Images of document pages with text:
= = = = = = =

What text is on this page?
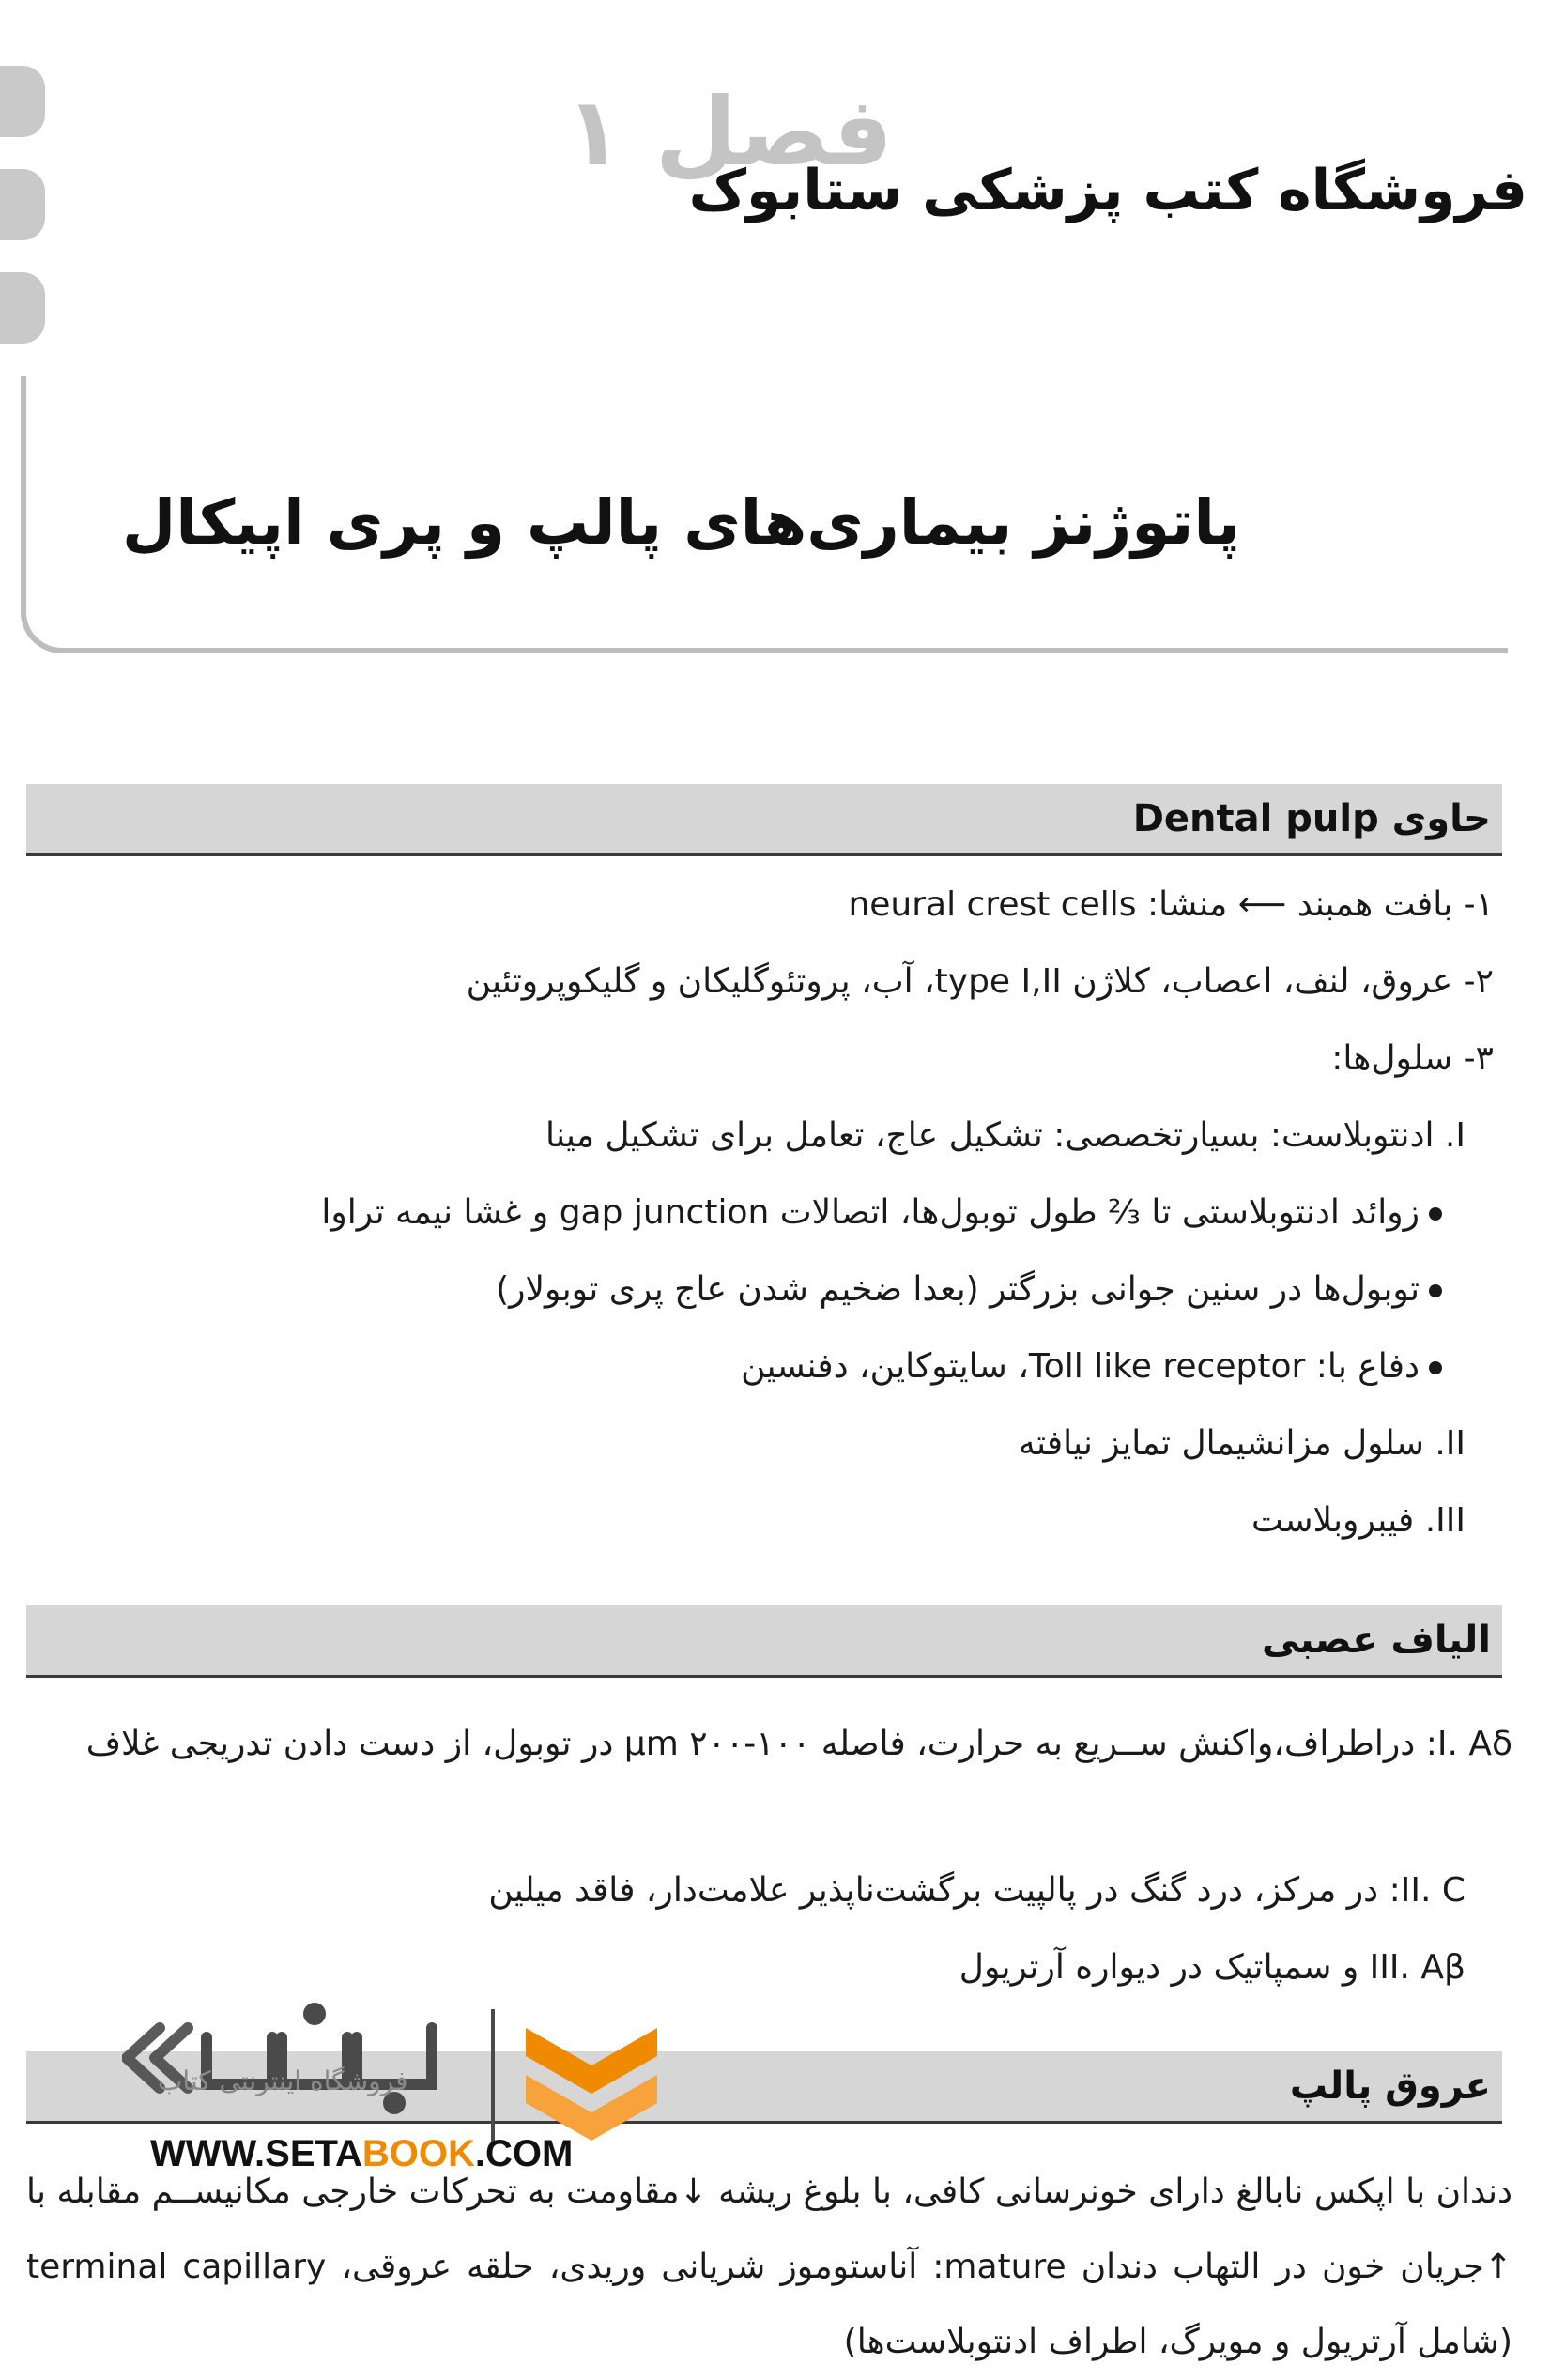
فصل ۱
فروشگاه کتب پزشکی ستابوک
پاتوژنز بیماری‌های پالپ و پری اپیکال
حاوی Dental pulp
۱- بافت همبند ⟵ منشا: neural crest cells
۲- عروق، لنف، اعصاب، کلاژن type I,II، آب، پروتئوگلیکان و گلیکوپروتئین
۳- سلول‌ها:
I. ادنتوبلاست: بسیارتخصصی: تشکیل عاج، تعامل برای تشکیل مینا
زوائد ادنتوبلاستی تا ⅔ طول توبول‌ها، اتصالات gap junction و غشا نیمه تراوا
توبول‌ها در سنین جوانی بزرگتر (بعدا ضخیم شدن عاج پری توبولار)
دفاع با: Toll like receptor، سایتوکاین، دفنسین
II. سلول مزانشیمال تمایز نیافته
III. فیبروبلاست
الیاف عصبی
I. Aδ: دراطراف،واکنش ســریع به حرارت، فاصله μm ۲۰۰-۱۰۰ در توبول، از دست دادن تدریجی غلاف
II. C: در مرکز، درد گنگ در پالپیت برگشت‌ناپذیر علامت‌دار، فاقد میلین
III. Aβ و سمپاتیک در دیواره آرتریول
عروق پالپ
دندان با اپکس نابالغ دارای خونرسانی کافی، با بلوغ ریشه ↓مقاومت به تحرکات خارجی مکانیســم مقابله با ↑جریان خون در التهاب دندان mature: آناستوموز شریانی وریدی، حلقه عروقی، terminal capillary (شامل آرتریول و مویرگ، اطراف ادنتوبلاست‌ها)
فروشگاه اینترنتی کتاب
WWW.SETABOOK.COM
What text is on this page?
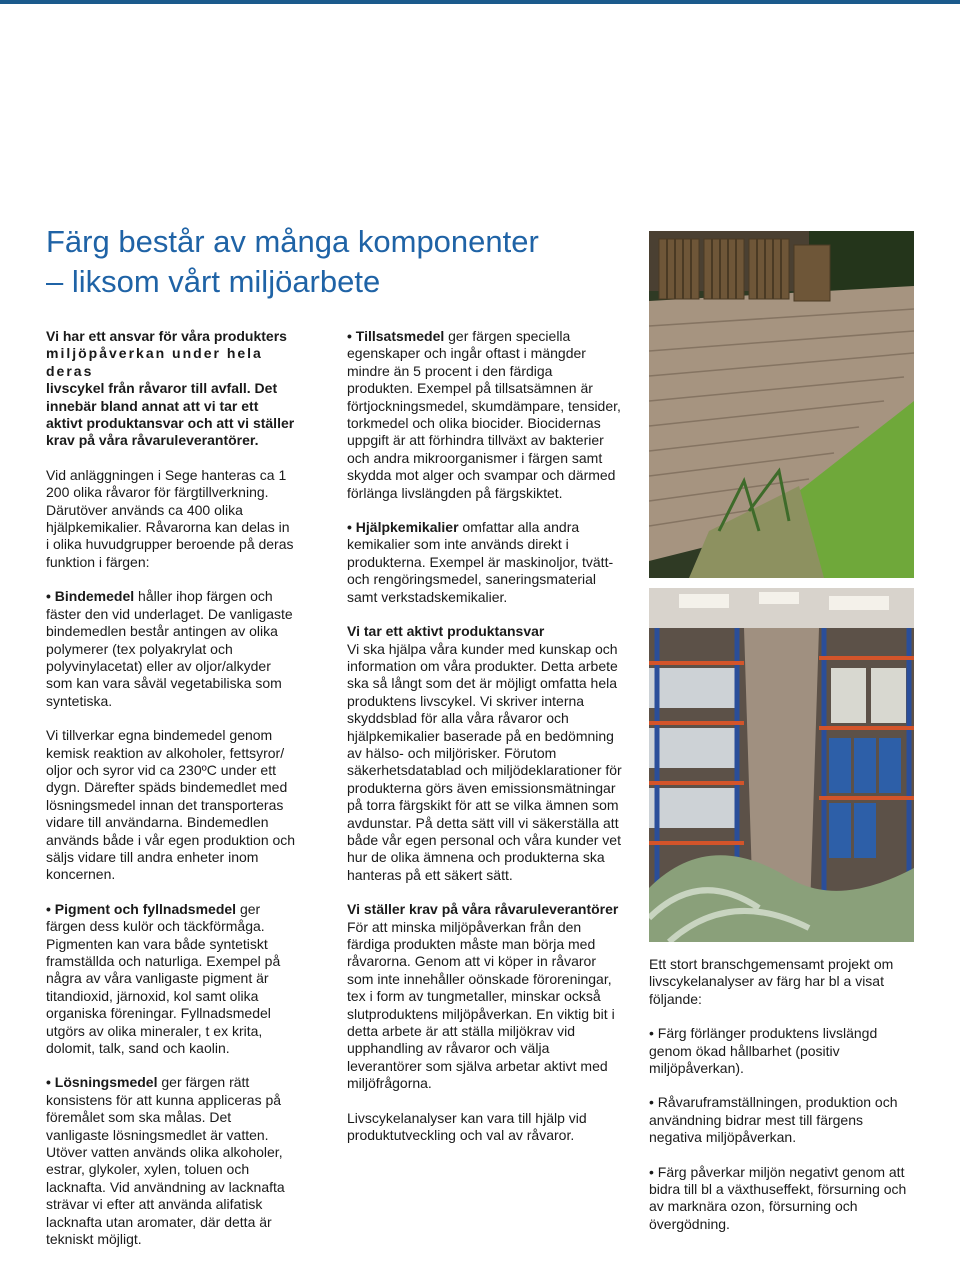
Färg består av många komponenter
– liksom vårt miljöarbete

Vi har ett ansvar för våra produkters
miljöpåverkan under hela deras
livscykel från råvaror till avfall. Det innebär bland annat att vi tar ett aktivt produktansvar och att vi ställer krav på våra råvaruleverantörer.

Vid anläggningen i Sege hanteras ca 1 200 olika råvaror för färgtillverkning. Därutöver används ca 400 olika hjälpkemikalier. Råvarorna kan delas in i olika huvudgrupper beroende på deras funktion i färgen:

• Bindemedel håller ihop färgen och fäster den vid underlaget. De vanligaste bindemedlen består antingen av olika polymerer (tex polyakrylat och polyvinylacetat) eller av oljor/alkyder som kan vara såväl vegetabiliska som syntetiska.

Vi tillverkar egna bindemedel genom kemisk reaktion av alkoholer, fettsyror/ oljor och syror vid ca 230ºC under ett dygn. Därefter späds bindemedlet med lösningsmedel innan det transporteras vidare till användarna. Bindemedlen används både i vår egen produktion och säljs vidare till andra enheter inom koncernen.

• Pigment och fyllnadsmedel ger färgen dess kulör och täckförmåga. Pigmenten kan vara både syntetiskt framställda och naturliga. Exempel på några av våra vanligaste pigment är titandioxid, järnoxid, kol samt olika organiska föreningar. Fyllnadsmedel utgörs av olika mineraler, t ex krita, dolomit, talk, sand och kaolin.

• Lösningsmedel ger färgen rätt konsistens för att kunna appliceras på föremålet som ska målas. Det vanligaste lösningsmedlet är vatten. Utöver vatten används olika alkoholer, estrar, glykoler, xylen, toluen och lacknafta. Vid användning av lacknafta strävar vi efter att använda alifatisk lacknafta utan aromater, där detta är tekniskt möjligt.

• Tillsatsmedel ger färgen speciella egenskaper och ingår oftast i mängder mindre än 5 procent i den färdiga produkten. Exempel på tillsatsämnen är förtjockningsmedel, skumdämpare, tensider, torkmedel och olika biocider. Biocidernas uppgift är att förhindra tillväxt av bakterier och andra mikroorganismer i färgen samt skydda mot alger och svampar och därmed förlänga livslängden på färgskiktet.

• Hjälpkemikalier omfattar alla andra kemikalier som inte används direkt i produkterna. Exempel är maskinoljor, tvätt- och rengöringsmedel, saneringsmaterial samt verkstadskemikalier.

Vi tar ett aktivt produktansvar
Vi ska hjälpa våra kunder med kunskap och information om våra produkter. Detta arbete ska så långt som det är möjligt omfatta hela produktens livscykel. Vi skriver interna skyddsblad för alla våra råvaror och hjälpkemikalier baserade på en bedömning av hälso- och miljörisker. Förutom säkerhetsdatablad och miljödeklarationer för produkterna görs även emissionsmätningar på torra färgskikt för att se vilka ämnen som avdunstar. På detta sätt vill vi säkerställa att både vår egen personal och våra kunder vet hur de olika ämnena och produkterna ska hanteras på ett säkert sätt.

Vi ställer krav på våra råvaruleverantörer
För att minska miljöpåverkan från den färdiga produkten måste man börja med råvarorna. Genom att vi köper in råvaror som inte innehåller oönskade föroreningar, tex i form av tungmetaller, minskar också slutproduktens miljöpåverkan. En viktig bit i detta arbete är att ställa miljökrav vid upphandling av råvaror och välja leverantörer som själva arbetar aktivt med miljöfrågorna.

Livscykelanalyser kan vara till hjälp vid produktutveckling och val av råvaror.

Ett stort branschgemensamt projekt om livscykelanalyser av färg har bl a visat följande:

• Färg förlänger produktens livslängd genom ökad hållbarhet (positiv miljöpåverkan).

• Råvaruframställningen, produktion och användning bidrar mest till färgens negativa miljöpåverkan.

• Färg påverkar miljön negativt genom att bidra till bl a växthuseffekt, försurning och av marknära ozon, försurning och övergödning.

= = = = = = =

# Action item
Because only the text is wanted, copy each record above precisely and omit its pictures.

# Result
What text is on this page?
فصل ۱
فروشگاه کتب پزشکی ستابوک
پاتوژنز بیماری‌های پالپ و پری اپیکال
حاوی Dental pulp
۱- بافت همبند ⟵ منشا: neural crest cells
۲- عروق، لنف، اعصاب، کلاژن type I,II، آب، پروتئوگلیکان و گلیکوپروتئین
۳- سلول‌ها:
I. ادنتوبلاست: بسیارتخصصی: تشکیل عاج، تعامل برای تشکیل مینا
زوائد ادنتوبلاستی تا ⅔ طول توبول‌ها، اتصالات gap junction و غشا نیمه تراوا
توبول‌ها در سنین جوانی بزرگتر (بعدا ضخیم شدن عاج پری توبولار)
دفاع با: Toll like receptor، سایتوکاین، دفنسین
II. سلول مزانشیمال تمایز نیافته
III. فیبروبلاست
الیاف عصبی
I. Aδ: دراطراف،واکنش ســریع به حرارت، فاصله μm ۲۰۰-۱۰۰ در توبول، از دست دادن تدریجی غلاف
II. C: در مرکز، درد گنگ در پالپیت برگشت‌ناپذیر علامت‌دار، فاقد میلین
III. Aβ و سمپاتیک در دیواره آرتریول
عروق پالپ
دندان با اپکس نابالغ دارای خونرسانی کافی، با بلوغ ریشه ↓مقاومت به تحرکات خارجی مکانیســم مقابله با ↑جریان خون در التهاب دندان mature: آناستوموز شریانی وریدی، حلقه عروقی، terminal capillary (شامل آرتریول و مویرگ، اطراف ادنتوبلاست‌ها)
فروشگاه اینترنتی کتاب
WWW.SETABOOK.COM
What text is on this page?
Färg består av många komponenter
– liksom vårt miljöarbete

Vi har ett ansvar för våra produkters
miljöpåverkan under hela deras
livscykel från råvaror till avfall. Det innebär bland annat att vi tar ett aktivt produktansvar och att vi ställer krav på våra råvaruleverantörer.

Vid anläggningen i Sege hanteras ca 1 200 olika råvaror för färgtillverkning. Därutöver används ca 400 olika hjälpkemikalier. Råvarorna kan delas in i olika huvudgrupper beroende på deras funktion i färgen:

• Bindemedel håller ihop färgen och fäster den vid underlaget. De vanligaste bindemedlen består antingen av olika polymerer (tex polyakrylat och polyvinylacetat) eller av oljor/alkyder som kan vara såväl vegetabiliska som syntetiska.

Vi tillverkar egna bindemedel genom kemisk reaktion av alkoholer, fettsyror/ oljor och syror vid ca 230ºC under ett dygn. Därefter späds bindemedlet med lösningsmedel innan det transporteras vidare till användarna. Bindemedlen används både i vår egen produktion och säljs vidare till andra enheter inom koncernen.

• Pigment och fyllnadsmedel ger färgen dess kulör och täckförmåga. Pigmenten kan vara både syntetiskt framställda och naturliga. Exempel på några av våra vanligaste pigment är titandioxid, järnoxid, kol samt olika organiska föreningar. Fyllnadsmedel utgörs av olika mineraler, t ex krita, dolomit, talk, sand och kaolin.

• Lösningsmedel ger färgen rätt konsistens för att kunna appliceras på föremålet som ska målas. Det vanligaste lösningsmedlet är vatten. Utöver vatten används olika alkoholer, estrar, glykoler, xylen, toluen och lacknafta. Vid användning av lacknafta strävar vi efter att använda alifatisk lacknafta utan aromater, där detta är tekniskt möjligt.

• Tillsatsmedel ger färgen speciella egenskaper och ingår oftast i mängder mindre än 5 procent i den färdiga produkten. Exempel på tillsatsämnen är förtjockningsmedel, skumdämpare, tensider, torkmedel och olika biocider. Biocidernas uppgift är att förhindra tillväxt av bakterier och andra mikroorganismer i färgen samt skydda mot alger och svampar och därmed förlänga livslängden på färgskiktet.

• Hjälpkemikalier omfattar alla andra kemikalier som inte används direkt i produkterna. Exempel är maskinoljor, tvätt- och rengöringsmedel, saneringsmaterial samt verkstadskemikalier.

Vi tar ett aktivt produktansvar
Vi ska hjälpa våra kunder med kunskap och information om våra produkter. Detta arbete ska så långt som det är möjligt omfatta hela produktens livscykel. Vi skriver interna skyddsblad för alla våra råvaror och hjälpkemikalier baserade på en bedömning av hälso- och miljörisker. Förutom säkerhetsdatablad och miljödeklarationer för produkterna görs även emissionsmätningar på torra färgskikt för att se vilka ämnen som avdunstar. På detta sätt vill vi säkerställa att både vår egen personal och våra kunder vet hur de olika ämnena och produkterna ska hanteras på ett säkert sätt.

Vi ställer krav på våra råvaruleverantörer
För att minska miljöpåverkan från den färdiga produkten måste man börja med råvarorna. Genom att vi köper in råvaror som inte innehåller oönskade föroreningar, tex i form av tungmetaller, minskar också slutproduktens miljöpåverkan. En viktig bit i detta arbete är att ställa miljökrav vid upphandling av råvaror och välja leverantörer som själva arbetar aktivt med miljöfrågorna.

Livscykelanalyser kan vara till hjälp vid produktutveckling och val av råvaror.

Ett stort branschgemensamt projekt om livscykelanalyser av färg har bl a visat följande:

• Färg förlänger produktens livslängd genom ökad hållbarhet (positiv miljöpåverkan).

• Råvaruframställningen, produktion och användning bidrar mest till färgens negativa miljöpåverkan.

• Färg påverkar miljön negativt genom att bidra till bl a växthuseffekt, försurning och av marknära ozon, försurning och övergödning.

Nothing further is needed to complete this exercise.